[DIRECTIONS FOR THIS TASK] Retype the lines of the listing word for word, starting at the first line of the listing and ending at the line that contains "191, 361, 203]".

Layout dataset records:
※ ※ ※

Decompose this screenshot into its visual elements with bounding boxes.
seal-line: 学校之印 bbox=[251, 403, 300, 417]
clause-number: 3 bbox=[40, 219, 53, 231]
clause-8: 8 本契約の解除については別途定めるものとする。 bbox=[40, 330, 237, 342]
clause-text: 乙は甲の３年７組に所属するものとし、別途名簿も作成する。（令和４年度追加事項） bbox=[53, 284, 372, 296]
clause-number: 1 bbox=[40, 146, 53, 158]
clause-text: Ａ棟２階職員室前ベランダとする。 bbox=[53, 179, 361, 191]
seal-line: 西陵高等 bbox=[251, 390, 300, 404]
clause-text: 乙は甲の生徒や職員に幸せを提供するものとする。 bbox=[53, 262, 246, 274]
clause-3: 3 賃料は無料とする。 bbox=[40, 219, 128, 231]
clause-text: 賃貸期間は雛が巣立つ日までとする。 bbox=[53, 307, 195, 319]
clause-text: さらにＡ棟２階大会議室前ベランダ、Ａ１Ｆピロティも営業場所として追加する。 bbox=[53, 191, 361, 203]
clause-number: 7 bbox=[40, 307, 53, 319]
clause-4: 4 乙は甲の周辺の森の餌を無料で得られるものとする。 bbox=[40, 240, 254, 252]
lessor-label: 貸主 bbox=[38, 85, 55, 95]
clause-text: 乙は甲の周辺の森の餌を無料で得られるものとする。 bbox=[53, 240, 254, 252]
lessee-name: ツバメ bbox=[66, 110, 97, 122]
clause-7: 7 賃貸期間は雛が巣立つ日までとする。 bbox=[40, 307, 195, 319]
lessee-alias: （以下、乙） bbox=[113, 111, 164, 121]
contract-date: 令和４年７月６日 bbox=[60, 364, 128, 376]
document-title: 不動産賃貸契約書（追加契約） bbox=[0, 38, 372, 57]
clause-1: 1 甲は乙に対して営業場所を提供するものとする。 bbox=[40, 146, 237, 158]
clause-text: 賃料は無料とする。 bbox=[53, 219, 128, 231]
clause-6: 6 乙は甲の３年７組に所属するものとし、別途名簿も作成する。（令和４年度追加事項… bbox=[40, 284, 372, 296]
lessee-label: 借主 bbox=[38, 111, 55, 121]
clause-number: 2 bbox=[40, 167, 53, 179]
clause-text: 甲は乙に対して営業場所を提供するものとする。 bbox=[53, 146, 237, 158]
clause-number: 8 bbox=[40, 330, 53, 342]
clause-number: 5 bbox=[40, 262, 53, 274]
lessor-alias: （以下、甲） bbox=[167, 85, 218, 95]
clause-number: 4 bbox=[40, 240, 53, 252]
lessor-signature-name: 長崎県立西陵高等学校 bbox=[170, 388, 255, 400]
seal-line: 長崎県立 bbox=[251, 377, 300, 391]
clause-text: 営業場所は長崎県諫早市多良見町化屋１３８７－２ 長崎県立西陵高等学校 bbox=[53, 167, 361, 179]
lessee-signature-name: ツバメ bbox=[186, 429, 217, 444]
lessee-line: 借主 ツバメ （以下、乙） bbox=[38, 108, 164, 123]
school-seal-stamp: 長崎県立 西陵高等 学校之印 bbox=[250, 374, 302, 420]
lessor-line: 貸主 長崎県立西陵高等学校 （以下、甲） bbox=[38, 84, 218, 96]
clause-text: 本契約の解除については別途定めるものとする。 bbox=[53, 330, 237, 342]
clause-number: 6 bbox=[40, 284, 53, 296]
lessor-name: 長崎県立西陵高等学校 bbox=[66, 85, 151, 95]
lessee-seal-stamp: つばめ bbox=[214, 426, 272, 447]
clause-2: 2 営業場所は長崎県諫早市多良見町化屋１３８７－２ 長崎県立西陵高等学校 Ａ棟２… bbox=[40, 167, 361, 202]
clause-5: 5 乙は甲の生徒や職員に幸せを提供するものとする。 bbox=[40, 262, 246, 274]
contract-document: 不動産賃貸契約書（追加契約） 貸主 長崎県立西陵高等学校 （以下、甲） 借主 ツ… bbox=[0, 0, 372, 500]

※ ※ ※

[EXPECTED ANSWER]
Decompose this screenshot into its visual elements with bounding boxes.
seal-line: 学校之印 bbox=[251, 403, 300, 417]
clause-number: 3 bbox=[40, 219, 53, 231]
clause-8: 8 本契約の解除については別途定めるものとする。 bbox=[40, 330, 237, 342]
clause-text: 乙は甲の３年７組に所属するものとし、別途名簿も作成する。（令和４年度追加事項） bbox=[53, 284, 372, 296]
clause-number: 1 bbox=[40, 146, 53, 158]
clause-text: Ａ棟２階職員室前ベランダとする。 bbox=[53, 179, 361, 191]
seal-line: 西陵高等 bbox=[251, 390, 300, 404]
clause-text: 乙は甲の生徒や職員に幸せを提供するものとする。 bbox=[53, 262, 246, 274]
clause-3: 3 賃料は無料とする。 bbox=[40, 219, 128, 231]
clause-text: 賃貸期間は雛が巣立つ日までとする。 bbox=[53, 307, 195, 319]
clause-text: さらにＡ棟２階大会議室前ベランダ、Ａ１Ｆピロティも営業場所として追加する。 bbox=[53, 191, 361, 203]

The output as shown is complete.